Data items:
________________________

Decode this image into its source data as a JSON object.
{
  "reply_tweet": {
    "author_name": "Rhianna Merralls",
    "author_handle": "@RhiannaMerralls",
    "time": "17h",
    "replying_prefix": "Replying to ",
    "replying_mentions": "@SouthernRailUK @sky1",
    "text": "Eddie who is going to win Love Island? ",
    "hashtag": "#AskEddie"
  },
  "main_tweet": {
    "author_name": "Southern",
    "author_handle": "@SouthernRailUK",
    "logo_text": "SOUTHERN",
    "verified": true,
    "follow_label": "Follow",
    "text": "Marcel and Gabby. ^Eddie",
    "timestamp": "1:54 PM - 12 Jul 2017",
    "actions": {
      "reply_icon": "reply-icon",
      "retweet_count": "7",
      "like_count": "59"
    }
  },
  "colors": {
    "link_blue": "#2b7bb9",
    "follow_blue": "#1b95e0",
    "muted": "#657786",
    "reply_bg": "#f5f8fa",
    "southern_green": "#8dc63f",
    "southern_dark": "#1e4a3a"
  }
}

________________________

From the data above, copy each line that has the string "SouthernRailUK".

    "replying_mentions": "@SouthernRailUK @sky1",
    "author_handle": "@SouthernRailUK",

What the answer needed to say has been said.